> PROMPT: Reply with nothing except the number of lines that contain the word "nisi".

> PROVIDED MATERIAL:

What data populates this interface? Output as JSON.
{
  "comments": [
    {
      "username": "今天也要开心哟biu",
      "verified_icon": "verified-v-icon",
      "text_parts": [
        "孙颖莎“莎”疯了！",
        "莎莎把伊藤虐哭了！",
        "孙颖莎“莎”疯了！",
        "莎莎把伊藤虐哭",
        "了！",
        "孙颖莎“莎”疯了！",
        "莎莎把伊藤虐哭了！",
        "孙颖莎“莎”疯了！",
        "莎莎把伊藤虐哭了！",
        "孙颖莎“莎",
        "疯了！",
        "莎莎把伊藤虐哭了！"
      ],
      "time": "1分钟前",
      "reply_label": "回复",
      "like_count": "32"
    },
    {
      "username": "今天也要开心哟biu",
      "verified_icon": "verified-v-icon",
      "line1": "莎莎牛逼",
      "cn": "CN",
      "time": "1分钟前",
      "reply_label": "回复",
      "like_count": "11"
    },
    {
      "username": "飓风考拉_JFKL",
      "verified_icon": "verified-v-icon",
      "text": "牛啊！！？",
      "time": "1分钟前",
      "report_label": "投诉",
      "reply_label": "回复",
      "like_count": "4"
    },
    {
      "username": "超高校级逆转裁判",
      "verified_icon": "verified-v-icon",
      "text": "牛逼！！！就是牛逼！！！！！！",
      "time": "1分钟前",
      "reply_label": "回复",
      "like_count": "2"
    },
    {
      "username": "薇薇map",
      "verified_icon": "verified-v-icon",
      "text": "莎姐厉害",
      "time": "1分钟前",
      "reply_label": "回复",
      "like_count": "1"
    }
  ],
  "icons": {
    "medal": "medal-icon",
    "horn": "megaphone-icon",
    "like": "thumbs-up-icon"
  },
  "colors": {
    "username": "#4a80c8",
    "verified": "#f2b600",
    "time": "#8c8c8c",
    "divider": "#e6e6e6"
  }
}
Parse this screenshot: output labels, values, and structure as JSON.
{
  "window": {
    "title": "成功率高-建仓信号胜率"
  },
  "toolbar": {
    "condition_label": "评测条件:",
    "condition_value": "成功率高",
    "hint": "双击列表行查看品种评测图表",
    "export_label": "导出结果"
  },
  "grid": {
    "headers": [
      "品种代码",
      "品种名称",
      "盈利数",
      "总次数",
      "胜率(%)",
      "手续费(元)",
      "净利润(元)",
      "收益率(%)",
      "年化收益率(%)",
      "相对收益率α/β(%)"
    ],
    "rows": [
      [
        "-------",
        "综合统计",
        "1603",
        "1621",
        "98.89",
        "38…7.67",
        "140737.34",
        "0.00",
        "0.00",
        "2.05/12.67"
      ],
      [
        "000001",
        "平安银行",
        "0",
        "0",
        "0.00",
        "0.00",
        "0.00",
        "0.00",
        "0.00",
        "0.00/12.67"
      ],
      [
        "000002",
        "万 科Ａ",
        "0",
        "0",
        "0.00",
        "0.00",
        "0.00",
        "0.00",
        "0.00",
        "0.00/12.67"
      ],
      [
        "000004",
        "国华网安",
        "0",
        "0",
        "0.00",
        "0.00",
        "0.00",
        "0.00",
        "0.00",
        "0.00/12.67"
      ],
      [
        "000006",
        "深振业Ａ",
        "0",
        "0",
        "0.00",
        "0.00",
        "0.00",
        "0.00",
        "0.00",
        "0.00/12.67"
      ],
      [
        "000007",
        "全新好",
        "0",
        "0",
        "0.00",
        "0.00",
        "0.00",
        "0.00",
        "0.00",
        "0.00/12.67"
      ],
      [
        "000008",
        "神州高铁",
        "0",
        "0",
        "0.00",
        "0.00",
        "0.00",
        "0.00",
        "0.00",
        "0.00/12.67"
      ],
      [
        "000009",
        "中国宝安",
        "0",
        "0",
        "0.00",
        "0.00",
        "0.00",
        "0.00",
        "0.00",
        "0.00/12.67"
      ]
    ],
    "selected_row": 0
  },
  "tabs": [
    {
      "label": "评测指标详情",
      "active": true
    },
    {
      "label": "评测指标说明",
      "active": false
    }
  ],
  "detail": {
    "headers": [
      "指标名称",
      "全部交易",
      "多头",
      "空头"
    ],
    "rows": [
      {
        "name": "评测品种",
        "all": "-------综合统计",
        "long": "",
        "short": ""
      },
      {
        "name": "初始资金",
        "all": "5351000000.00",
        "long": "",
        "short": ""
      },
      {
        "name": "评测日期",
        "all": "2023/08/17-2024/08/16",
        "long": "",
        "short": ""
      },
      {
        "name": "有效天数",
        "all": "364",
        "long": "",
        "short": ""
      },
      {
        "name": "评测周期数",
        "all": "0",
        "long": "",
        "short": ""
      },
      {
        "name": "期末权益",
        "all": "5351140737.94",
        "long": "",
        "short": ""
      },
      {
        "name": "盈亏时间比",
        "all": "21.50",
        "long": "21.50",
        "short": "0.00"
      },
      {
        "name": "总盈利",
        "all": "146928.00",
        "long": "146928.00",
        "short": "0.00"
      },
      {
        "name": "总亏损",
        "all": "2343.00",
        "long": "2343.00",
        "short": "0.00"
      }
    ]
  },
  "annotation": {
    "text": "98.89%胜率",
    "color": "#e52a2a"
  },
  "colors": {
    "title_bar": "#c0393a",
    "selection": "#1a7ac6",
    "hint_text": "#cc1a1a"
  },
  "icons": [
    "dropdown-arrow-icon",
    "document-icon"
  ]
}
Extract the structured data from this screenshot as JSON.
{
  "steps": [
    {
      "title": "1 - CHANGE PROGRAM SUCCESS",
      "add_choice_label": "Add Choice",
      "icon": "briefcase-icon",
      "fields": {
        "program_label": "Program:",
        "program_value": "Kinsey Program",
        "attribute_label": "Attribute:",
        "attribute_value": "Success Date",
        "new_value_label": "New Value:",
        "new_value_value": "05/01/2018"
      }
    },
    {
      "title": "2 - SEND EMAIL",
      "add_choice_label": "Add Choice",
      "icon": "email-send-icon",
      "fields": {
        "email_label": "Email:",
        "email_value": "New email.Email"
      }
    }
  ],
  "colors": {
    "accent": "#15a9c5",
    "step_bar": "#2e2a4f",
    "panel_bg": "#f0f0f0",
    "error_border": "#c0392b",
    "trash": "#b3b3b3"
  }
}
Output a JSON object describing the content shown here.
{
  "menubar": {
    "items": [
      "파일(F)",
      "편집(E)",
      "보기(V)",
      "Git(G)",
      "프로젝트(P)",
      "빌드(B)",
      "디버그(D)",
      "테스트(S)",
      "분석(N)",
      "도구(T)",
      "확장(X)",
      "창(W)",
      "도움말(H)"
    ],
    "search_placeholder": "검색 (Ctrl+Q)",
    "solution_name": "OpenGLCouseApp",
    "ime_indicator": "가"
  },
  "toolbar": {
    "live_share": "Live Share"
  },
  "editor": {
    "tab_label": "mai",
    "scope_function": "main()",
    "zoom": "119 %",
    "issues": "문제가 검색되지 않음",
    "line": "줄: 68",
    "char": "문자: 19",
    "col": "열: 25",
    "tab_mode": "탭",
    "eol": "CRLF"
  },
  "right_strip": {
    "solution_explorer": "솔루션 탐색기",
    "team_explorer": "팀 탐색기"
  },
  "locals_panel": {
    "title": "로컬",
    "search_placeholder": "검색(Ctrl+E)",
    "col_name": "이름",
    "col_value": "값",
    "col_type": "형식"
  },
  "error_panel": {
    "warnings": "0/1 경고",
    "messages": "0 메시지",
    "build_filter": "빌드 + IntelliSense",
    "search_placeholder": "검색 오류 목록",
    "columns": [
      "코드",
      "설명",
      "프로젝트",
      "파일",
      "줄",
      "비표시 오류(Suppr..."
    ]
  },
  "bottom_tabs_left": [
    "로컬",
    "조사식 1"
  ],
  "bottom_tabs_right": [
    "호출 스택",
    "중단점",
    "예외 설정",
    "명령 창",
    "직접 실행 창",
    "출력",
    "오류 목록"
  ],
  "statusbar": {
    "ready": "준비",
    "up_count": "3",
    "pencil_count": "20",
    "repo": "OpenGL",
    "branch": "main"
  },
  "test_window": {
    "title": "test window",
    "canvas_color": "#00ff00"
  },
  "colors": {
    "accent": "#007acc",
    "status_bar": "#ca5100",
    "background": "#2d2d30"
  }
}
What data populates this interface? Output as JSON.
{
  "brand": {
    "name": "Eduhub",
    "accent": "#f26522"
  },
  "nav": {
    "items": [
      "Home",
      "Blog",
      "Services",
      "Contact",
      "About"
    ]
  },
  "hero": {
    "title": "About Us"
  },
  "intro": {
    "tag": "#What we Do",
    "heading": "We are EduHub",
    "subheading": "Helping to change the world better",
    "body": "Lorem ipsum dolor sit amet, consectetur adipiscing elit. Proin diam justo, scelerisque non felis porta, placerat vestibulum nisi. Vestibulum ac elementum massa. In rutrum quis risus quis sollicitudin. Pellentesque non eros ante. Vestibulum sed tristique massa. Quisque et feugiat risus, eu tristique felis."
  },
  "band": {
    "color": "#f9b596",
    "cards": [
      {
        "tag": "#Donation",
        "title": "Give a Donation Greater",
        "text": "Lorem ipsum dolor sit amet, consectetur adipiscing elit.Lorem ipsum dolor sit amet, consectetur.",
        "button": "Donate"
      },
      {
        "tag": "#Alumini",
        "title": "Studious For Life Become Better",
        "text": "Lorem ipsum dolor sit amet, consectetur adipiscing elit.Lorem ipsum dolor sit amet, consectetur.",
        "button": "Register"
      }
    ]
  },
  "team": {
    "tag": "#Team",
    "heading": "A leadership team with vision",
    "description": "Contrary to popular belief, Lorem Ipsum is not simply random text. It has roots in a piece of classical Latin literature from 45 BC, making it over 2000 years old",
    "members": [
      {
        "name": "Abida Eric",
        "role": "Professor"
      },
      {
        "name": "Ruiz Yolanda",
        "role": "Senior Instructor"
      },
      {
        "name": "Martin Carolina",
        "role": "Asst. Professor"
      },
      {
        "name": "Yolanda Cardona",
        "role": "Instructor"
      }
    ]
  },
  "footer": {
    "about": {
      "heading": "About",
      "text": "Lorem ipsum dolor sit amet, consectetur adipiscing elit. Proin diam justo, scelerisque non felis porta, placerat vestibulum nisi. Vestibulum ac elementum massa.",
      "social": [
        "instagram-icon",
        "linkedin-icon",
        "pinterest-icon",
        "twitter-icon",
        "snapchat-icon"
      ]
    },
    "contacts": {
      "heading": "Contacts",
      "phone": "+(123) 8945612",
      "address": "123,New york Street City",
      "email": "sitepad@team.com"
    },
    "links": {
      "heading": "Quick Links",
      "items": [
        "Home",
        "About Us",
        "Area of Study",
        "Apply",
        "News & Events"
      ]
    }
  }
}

> ANSWER TO THE EXERCISE: 2